- _What to do_
Select, from the data, each line where "SuStaIn" occurs.

- _Information provided_
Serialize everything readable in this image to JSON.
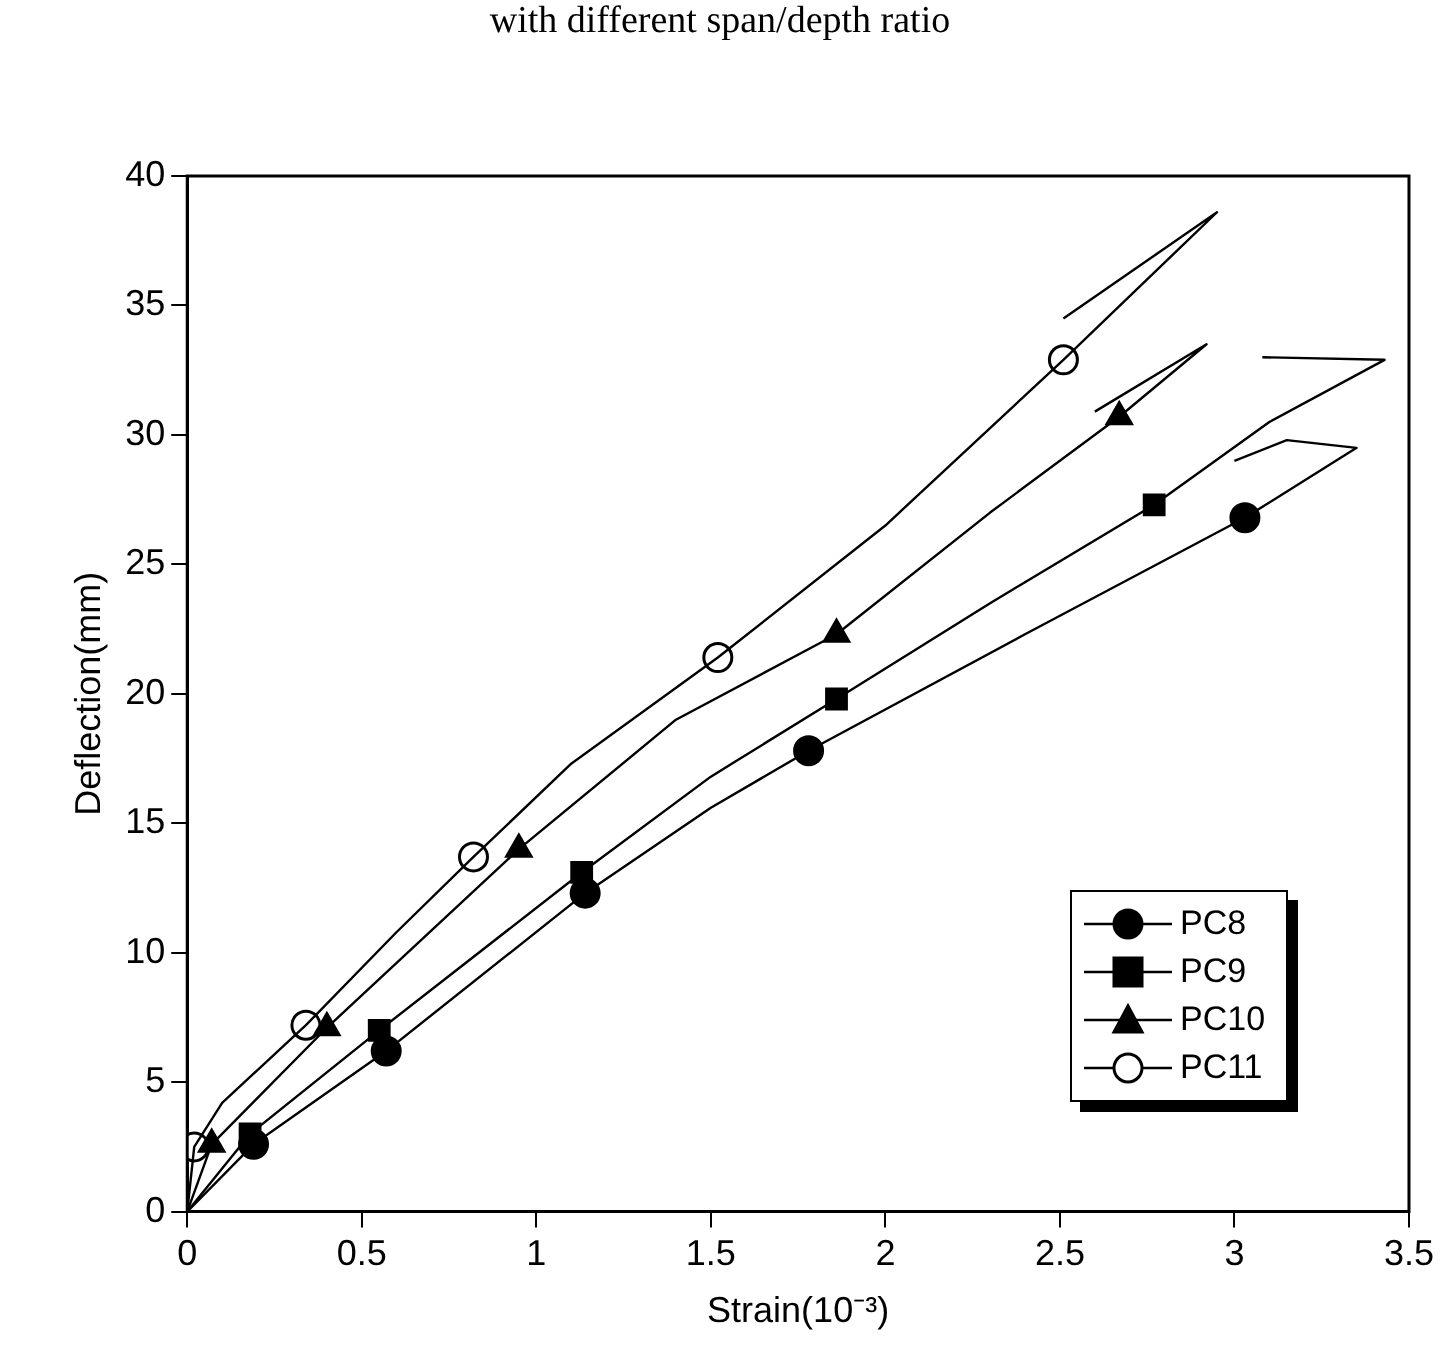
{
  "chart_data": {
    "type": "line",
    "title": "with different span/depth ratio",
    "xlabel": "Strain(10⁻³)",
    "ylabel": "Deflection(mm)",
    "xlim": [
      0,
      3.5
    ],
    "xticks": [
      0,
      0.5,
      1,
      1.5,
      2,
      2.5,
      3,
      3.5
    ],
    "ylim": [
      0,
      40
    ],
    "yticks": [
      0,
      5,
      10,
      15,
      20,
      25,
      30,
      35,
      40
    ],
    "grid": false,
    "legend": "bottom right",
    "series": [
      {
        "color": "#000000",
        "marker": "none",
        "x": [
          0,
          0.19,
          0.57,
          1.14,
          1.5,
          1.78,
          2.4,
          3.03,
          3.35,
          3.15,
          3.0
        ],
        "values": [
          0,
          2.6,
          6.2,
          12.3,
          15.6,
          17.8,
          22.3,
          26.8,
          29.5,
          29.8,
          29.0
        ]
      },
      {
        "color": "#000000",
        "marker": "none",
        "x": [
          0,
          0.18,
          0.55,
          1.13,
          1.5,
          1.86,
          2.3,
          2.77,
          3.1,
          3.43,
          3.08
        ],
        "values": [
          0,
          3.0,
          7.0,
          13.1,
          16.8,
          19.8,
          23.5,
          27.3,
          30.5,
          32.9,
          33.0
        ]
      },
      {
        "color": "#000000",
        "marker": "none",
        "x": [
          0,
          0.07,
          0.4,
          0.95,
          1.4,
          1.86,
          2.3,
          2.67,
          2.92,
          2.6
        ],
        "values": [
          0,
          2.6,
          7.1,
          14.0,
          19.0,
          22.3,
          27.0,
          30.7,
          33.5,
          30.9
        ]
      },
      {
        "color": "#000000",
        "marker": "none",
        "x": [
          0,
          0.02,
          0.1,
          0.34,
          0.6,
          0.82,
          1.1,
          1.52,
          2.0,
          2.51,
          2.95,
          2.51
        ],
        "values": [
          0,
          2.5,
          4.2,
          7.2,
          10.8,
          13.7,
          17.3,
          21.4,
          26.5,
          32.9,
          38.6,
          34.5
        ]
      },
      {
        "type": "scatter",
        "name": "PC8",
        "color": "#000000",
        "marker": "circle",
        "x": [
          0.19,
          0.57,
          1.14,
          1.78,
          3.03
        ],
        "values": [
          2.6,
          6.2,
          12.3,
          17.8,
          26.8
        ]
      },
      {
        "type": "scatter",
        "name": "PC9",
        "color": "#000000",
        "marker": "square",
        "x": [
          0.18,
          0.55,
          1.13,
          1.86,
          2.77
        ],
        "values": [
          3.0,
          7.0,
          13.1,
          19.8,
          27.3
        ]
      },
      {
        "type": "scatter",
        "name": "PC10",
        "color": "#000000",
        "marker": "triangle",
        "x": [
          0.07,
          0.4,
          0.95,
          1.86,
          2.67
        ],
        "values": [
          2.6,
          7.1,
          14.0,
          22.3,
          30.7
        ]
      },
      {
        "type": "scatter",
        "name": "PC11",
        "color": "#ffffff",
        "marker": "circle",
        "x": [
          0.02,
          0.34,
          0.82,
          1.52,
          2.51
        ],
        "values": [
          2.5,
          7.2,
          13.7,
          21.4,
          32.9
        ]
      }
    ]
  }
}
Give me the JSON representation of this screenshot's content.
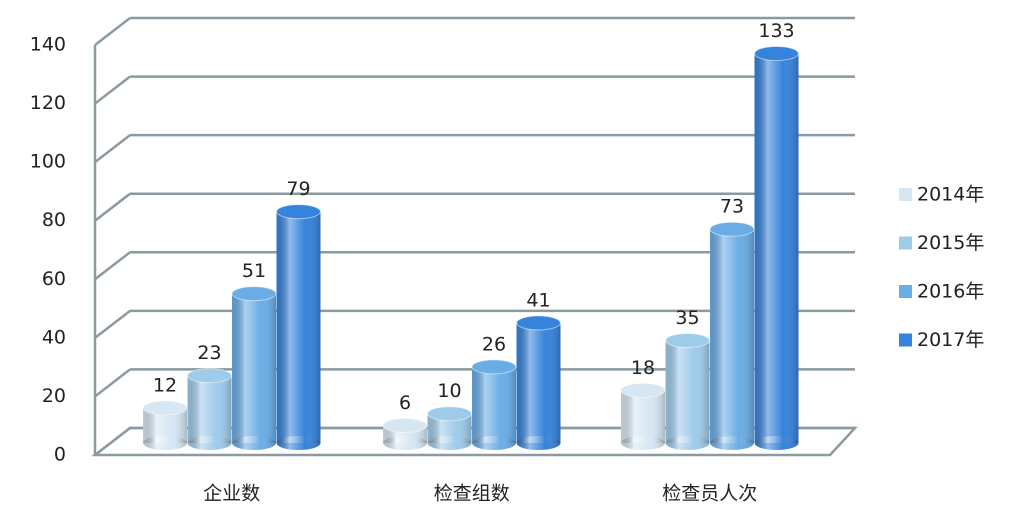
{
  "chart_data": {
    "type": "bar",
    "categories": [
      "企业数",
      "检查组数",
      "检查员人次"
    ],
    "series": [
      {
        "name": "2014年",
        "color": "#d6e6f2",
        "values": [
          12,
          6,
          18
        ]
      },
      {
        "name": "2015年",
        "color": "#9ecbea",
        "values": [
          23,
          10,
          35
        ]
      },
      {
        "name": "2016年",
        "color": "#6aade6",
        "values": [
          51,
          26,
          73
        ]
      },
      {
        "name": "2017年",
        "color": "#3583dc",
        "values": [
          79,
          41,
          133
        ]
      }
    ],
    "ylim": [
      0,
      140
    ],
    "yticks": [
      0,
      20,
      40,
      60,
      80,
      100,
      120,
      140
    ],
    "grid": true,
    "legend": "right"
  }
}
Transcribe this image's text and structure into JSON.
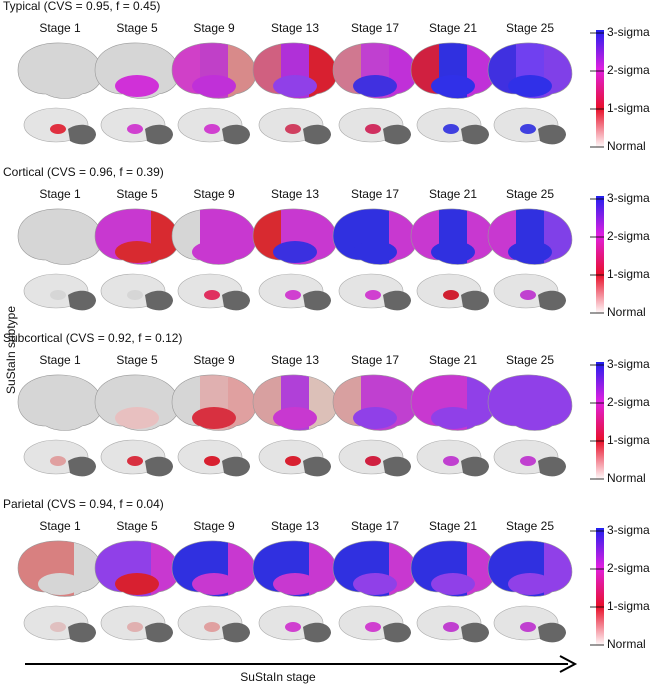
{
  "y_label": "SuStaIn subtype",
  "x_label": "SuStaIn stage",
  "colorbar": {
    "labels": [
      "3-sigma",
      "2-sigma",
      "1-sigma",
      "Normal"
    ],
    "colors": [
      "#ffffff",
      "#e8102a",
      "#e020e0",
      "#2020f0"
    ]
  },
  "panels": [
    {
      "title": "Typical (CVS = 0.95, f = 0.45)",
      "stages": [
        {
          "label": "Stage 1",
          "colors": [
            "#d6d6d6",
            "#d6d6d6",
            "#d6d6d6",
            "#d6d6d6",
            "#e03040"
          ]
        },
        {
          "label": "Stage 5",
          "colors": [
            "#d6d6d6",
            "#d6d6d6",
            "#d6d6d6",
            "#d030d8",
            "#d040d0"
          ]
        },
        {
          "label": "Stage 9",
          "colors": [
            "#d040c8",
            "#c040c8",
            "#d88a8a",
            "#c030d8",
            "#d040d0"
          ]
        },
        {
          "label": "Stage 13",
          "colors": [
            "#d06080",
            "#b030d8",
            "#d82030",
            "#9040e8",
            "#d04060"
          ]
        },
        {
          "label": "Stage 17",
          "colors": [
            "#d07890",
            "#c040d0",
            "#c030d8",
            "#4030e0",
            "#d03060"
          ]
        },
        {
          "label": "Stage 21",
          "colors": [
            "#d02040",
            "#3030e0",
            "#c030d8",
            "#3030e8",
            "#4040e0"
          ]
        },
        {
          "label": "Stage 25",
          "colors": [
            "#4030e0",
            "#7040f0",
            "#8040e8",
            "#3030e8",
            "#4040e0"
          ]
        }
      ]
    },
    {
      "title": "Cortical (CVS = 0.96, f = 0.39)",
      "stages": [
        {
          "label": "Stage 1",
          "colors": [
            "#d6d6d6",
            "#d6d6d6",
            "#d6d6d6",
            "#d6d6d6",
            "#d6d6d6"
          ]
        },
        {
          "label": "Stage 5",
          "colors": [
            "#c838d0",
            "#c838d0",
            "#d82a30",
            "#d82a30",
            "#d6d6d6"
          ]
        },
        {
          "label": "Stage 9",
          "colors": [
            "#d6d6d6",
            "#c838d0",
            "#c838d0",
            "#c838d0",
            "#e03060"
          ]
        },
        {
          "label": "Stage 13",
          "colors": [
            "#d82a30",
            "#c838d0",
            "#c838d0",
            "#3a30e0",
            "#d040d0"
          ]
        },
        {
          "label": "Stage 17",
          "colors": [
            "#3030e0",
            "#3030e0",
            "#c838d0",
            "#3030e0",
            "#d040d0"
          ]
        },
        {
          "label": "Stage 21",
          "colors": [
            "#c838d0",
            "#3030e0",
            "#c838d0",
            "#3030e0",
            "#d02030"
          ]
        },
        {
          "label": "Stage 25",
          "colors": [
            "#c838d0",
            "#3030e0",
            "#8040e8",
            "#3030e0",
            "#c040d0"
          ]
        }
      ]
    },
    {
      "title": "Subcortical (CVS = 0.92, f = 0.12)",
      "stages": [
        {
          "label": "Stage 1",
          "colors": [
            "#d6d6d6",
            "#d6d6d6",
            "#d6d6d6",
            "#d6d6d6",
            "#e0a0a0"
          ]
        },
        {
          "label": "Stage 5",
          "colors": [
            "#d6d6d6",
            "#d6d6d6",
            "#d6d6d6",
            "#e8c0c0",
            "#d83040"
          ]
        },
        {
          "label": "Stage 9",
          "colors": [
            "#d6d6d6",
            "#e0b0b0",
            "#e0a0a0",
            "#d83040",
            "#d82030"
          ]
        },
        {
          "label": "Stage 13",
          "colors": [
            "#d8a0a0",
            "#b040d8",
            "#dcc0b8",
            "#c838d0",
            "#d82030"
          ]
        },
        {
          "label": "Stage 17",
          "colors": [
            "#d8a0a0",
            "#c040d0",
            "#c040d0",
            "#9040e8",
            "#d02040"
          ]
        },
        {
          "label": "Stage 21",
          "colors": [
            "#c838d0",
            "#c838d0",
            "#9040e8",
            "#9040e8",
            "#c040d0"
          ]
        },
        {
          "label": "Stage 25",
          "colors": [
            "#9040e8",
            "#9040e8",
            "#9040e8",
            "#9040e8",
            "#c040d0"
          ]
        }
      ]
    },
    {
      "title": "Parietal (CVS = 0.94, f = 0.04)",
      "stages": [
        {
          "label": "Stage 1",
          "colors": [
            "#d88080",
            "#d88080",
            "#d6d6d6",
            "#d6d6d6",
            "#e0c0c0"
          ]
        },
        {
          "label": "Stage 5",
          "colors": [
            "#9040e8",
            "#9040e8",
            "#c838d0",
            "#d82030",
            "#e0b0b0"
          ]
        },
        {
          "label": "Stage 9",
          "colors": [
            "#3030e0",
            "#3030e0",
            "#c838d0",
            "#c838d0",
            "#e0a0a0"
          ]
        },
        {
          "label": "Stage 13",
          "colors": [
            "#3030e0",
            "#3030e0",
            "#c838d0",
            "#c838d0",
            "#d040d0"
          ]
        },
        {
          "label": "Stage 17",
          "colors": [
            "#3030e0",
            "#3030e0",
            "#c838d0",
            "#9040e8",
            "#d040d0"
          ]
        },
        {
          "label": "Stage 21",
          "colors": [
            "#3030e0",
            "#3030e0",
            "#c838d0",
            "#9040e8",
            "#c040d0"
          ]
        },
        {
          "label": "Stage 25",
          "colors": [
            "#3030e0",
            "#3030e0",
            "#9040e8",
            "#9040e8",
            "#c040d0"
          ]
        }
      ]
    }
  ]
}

- _Answer for this exercise_
  "y_label": "SuStaIn subtype",
  "x_label": "SuStaIn stage",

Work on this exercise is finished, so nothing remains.